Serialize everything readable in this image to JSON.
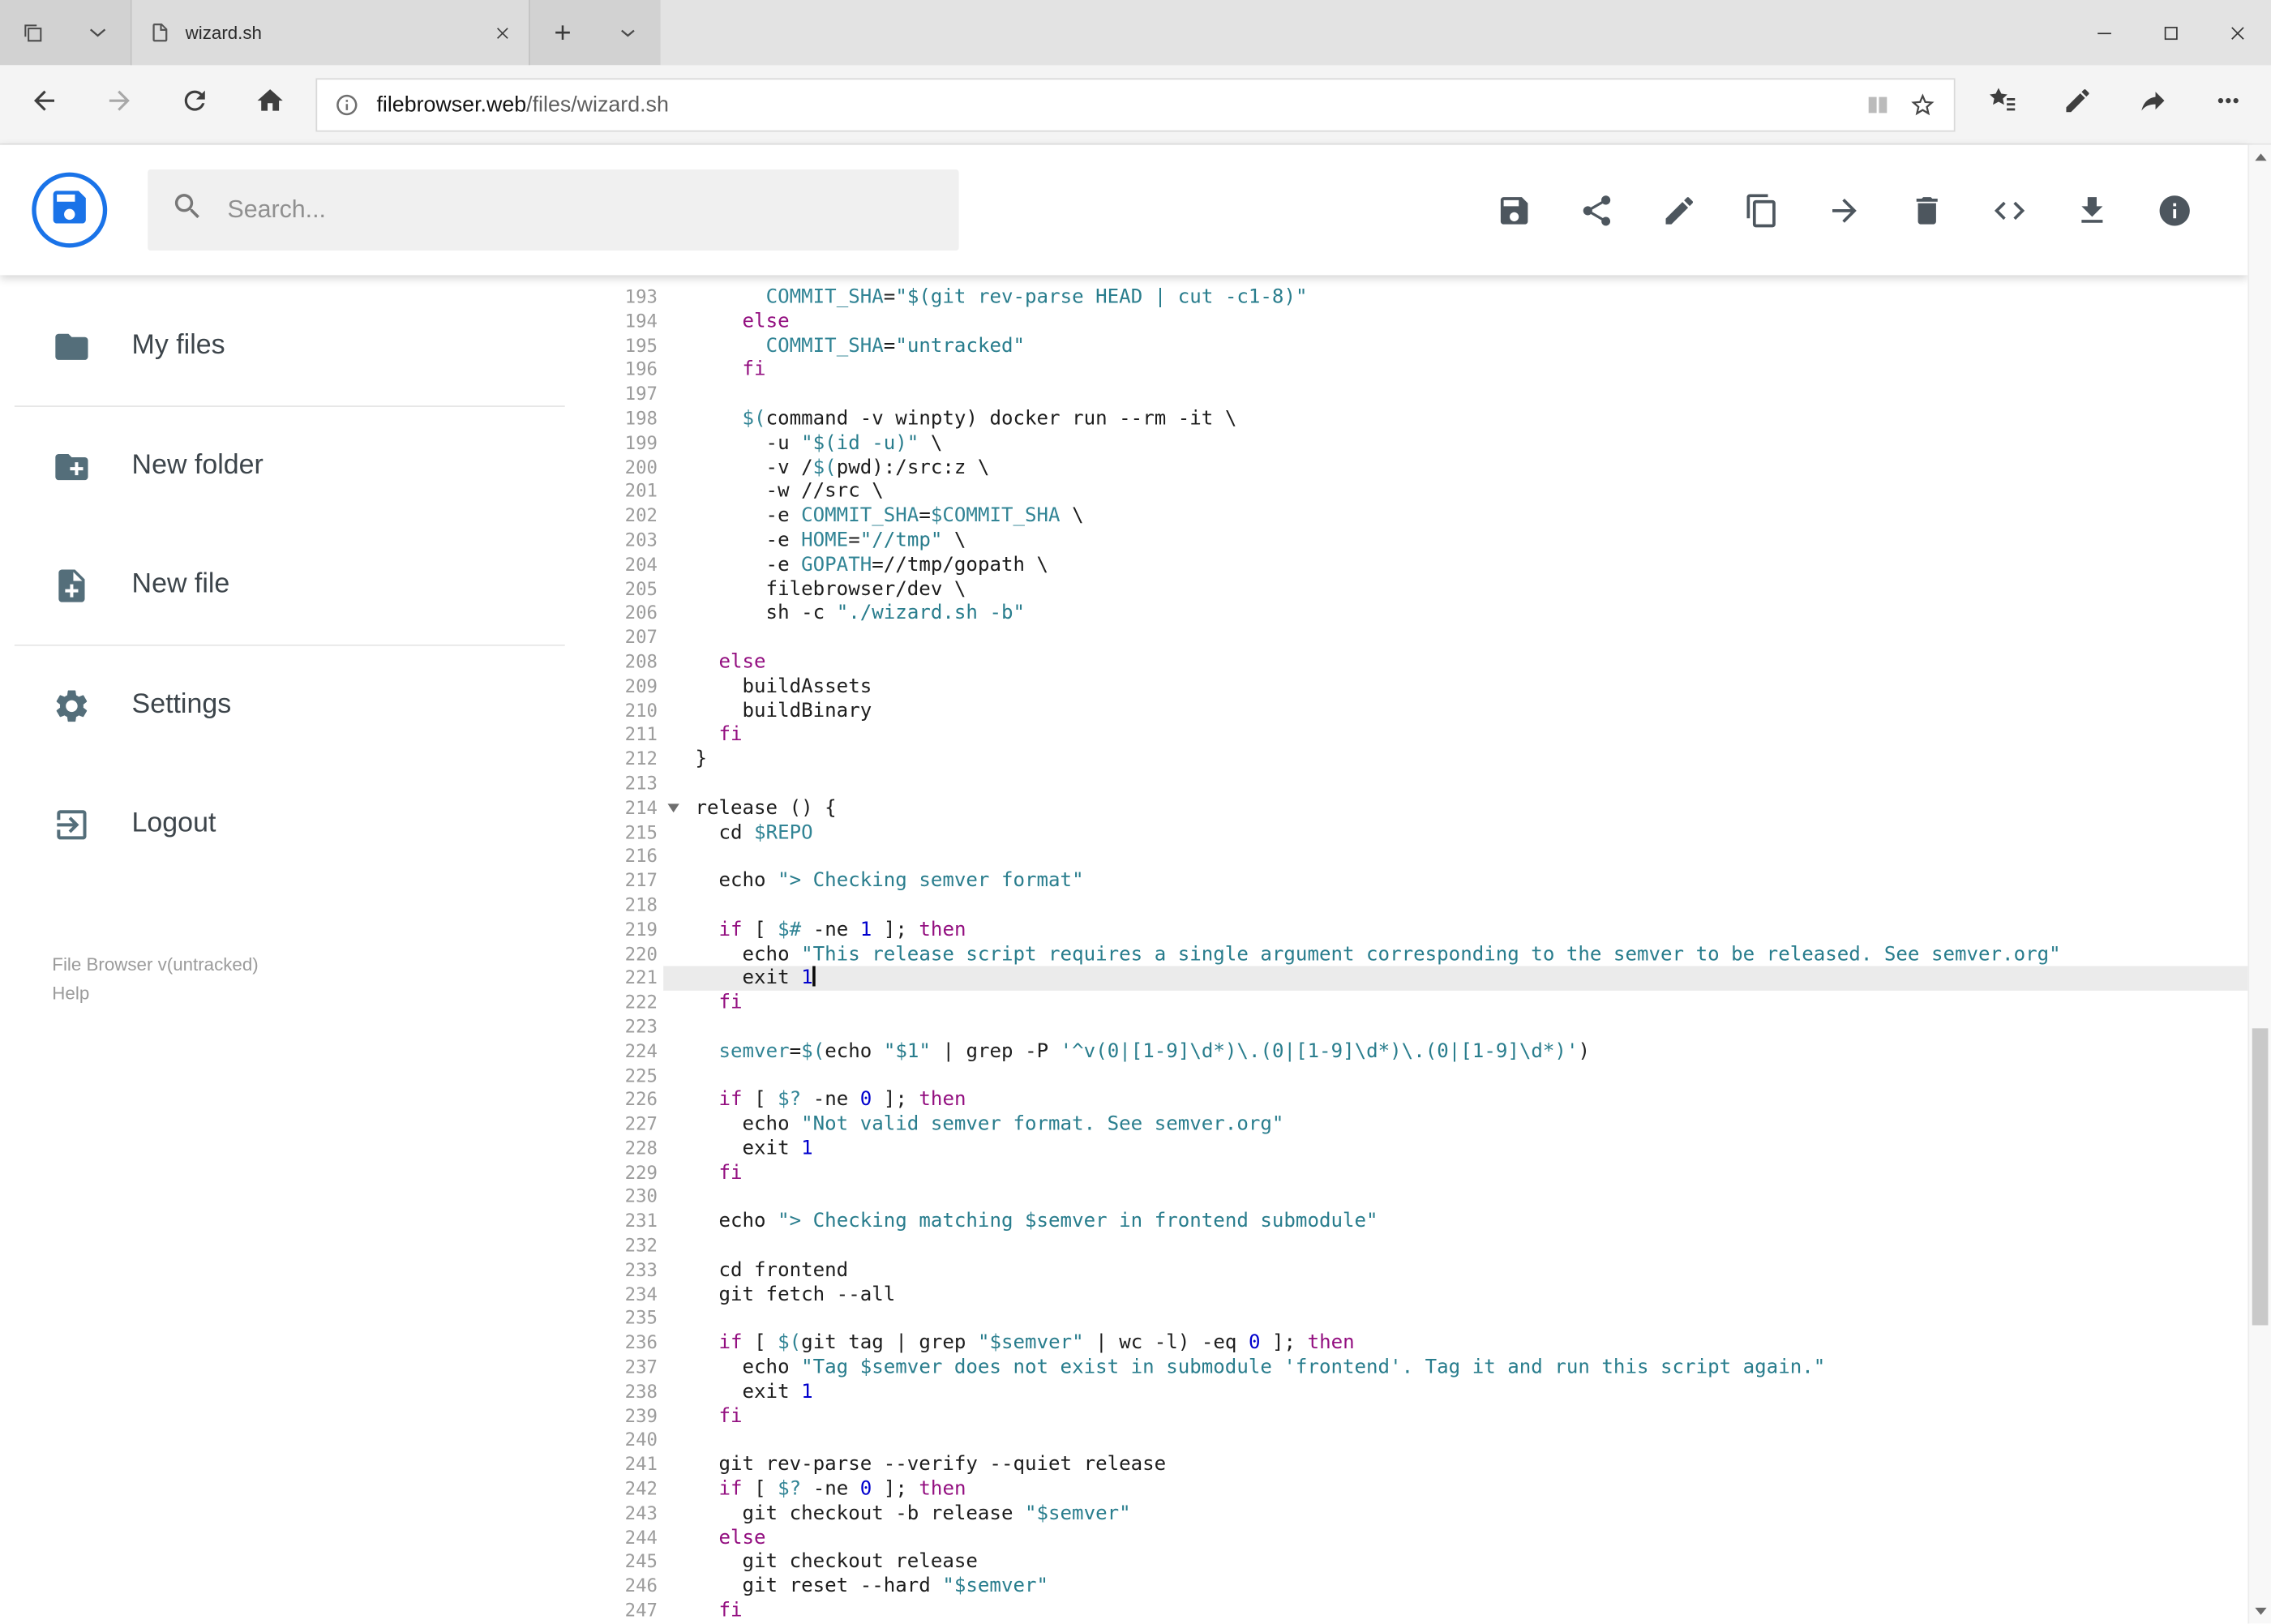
{
  "colors": {
    "accent_blue": "#1a73e8",
    "header_icon_gray": "#4d565e",
    "sidebar_icon_gray": "#546e7a",
    "syntax_keyword": "#930f80",
    "syntax_string": "#297d8d",
    "syntax_variable": "#318495",
    "syntax_number": "#0000cd",
    "active_line_bg": "#ebebeb"
  },
  "browser": {
    "tab": {
      "title": "wizard.sh"
    },
    "address": {
      "domain": "filebrowser.web",
      "path": "/files/wizard.sh"
    }
  },
  "app": {
    "header": {
      "search_placeholder": "Search...",
      "actions": [
        {
          "name": "save",
          "icon": "save"
        },
        {
          "name": "share",
          "icon": "share"
        },
        {
          "name": "rename",
          "icon": "edit"
        },
        {
          "name": "copy",
          "icon": "copy"
        },
        {
          "name": "move",
          "icon": "move"
        },
        {
          "name": "delete",
          "icon": "delete"
        },
        {
          "name": "raw-view",
          "icon": "code"
        },
        {
          "name": "download",
          "icon": "download"
        },
        {
          "name": "info",
          "icon": "info"
        }
      ]
    },
    "sidebar": {
      "items": [
        {
          "label": "My files",
          "icon": "folder",
          "divider_after": true
        },
        {
          "label": "New folder",
          "icon": "folder-plus",
          "divider_after": false
        },
        {
          "label": "New file",
          "icon": "file-plus",
          "divider_after": true
        },
        {
          "label": "Settings",
          "icon": "settings",
          "divider_after": false
        },
        {
          "label": "Logout",
          "icon": "logout",
          "divider_after": false
        }
      ],
      "footer_version": "File Browser v(untracked)",
      "footer_help": "Help"
    }
  },
  "editor": {
    "first_line": 193,
    "active_line": 221,
    "fold_lines": [
      214
    ],
    "lines": [
      "      COMMIT_SHA=\"$(git rev-parse HEAD | cut -c1-8)\"",
      "    else",
      "      COMMIT_SHA=\"untracked\"",
      "    fi",
      "",
      "    $(command -v winpty) docker run --rm -it \\",
      "      -u \"$(id -u)\" \\",
      "      -v /$(pwd):/src:z \\",
      "      -w //src \\",
      "      -e COMMIT_SHA=$COMMIT_SHA \\",
      "      -e HOME=\"//tmp\" \\",
      "      -e GOPATH=//tmp/gopath \\",
      "      filebrowser/dev \\",
      "      sh -c \"./wizard.sh -b\"",
      "",
      "  else",
      "    buildAssets",
      "    buildBinary",
      "  fi",
      "}",
      "",
      "release () {",
      "  cd $REPO",
      "",
      "  echo \"> Checking semver format\"",
      "",
      "  if [ $# -ne 1 ]; then",
      "    echo \"This release script requires a single argument corresponding to the semver to be released. See semver.org\"",
      "    exit 1",
      "  fi",
      "",
      "  semver=$(echo \"$1\" | grep -P '^v(0|[1-9]\\d*)\\.(0|[1-9]\\d*)\\.(0|[1-9]\\d*)')",
      "",
      "  if [ $? -ne 0 ]; then",
      "    echo \"Not valid semver format. See semver.org\"",
      "    exit 1",
      "  fi",
      "",
      "  echo \"> Checking matching $semver in frontend submodule\"",
      "",
      "  cd frontend",
      "  git fetch --all",
      "",
      "  if [ $(git tag | grep \"$semver\" | wc -l) -eq 0 ]; then",
      "    echo \"Tag $semver does not exist in submodule 'frontend'. Tag it and run this script again.\"",
      "    exit 1",
      "  fi",
      "",
      "  git rev-parse --verify --quiet release",
      "  if [ $? -ne 0 ]; then",
      "    git checkout -b release \"$semver\"",
      "  else",
      "    git checkout release",
      "    git reset --hard \"$semver\"",
      "  fi"
    ]
  }
}
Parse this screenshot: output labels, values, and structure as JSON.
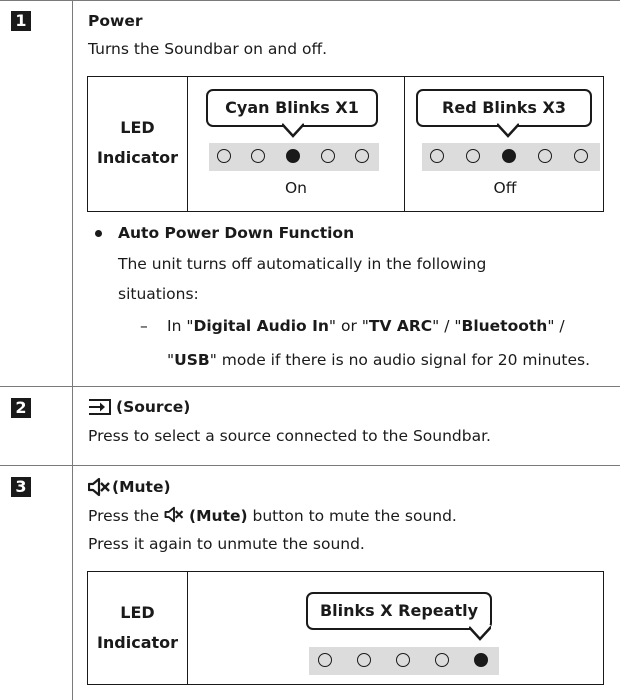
{
  "section1": {
    "number": "1",
    "title": "Power",
    "description": "Turns the Soundbar on and off.",
    "led_table": {
      "label_line1": "LED",
      "label_line2": "Indicator",
      "cells": [
        {
          "bubble": "Cyan Blinks X1",
          "leds": [
            false,
            false,
            true,
            false,
            false
          ],
          "state": "On"
        },
        {
          "bubble": "Red Blinks X3",
          "leds": [
            false,
            false,
            true,
            false,
            false
          ],
          "state": "Off"
        }
      ]
    },
    "bullet": {
      "title": "Auto Power Down Function",
      "text_line1": "The unit turns off automatically in the following",
      "text_line2": "situations:",
      "sub": {
        "dash": "–",
        "p1": "In \"",
        "b1": "Digital Audio In",
        "p2": "\" or \"",
        "b2": "TV ARC",
        "p3": "\" / \"",
        "b3": "Bluetooth",
        "p4": "\" /",
        "p5": "\"",
        "b4": "USB",
        "p6": "\" mode if there is no audio signal for 20 minutes."
      }
    }
  },
  "section2": {
    "number": "2",
    "title": "(Source)",
    "description": "Press to select a source connected to the Soundbar.",
    "icon": "source-icon"
  },
  "section3": {
    "number": "3",
    "title": "(Mute)",
    "line1_pre": "Press the ",
    "line1_bold": "(Mute)",
    "line1_post": " button to mute the sound.",
    "line2": "Press it again to unmute the sound.",
    "icon": "mute-icon",
    "led_table": {
      "label_line1": "LED",
      "label_line2": "Indicator",
      "bubble": "Blinks X Repeatly",
      "leds": [
        false,
        false,
        false,
        false,
        true
      ]
    }
  }
}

==========

- AIM OF THE TASK: Provide only the number of lines in the records containing the string "release".

- REPLY: 5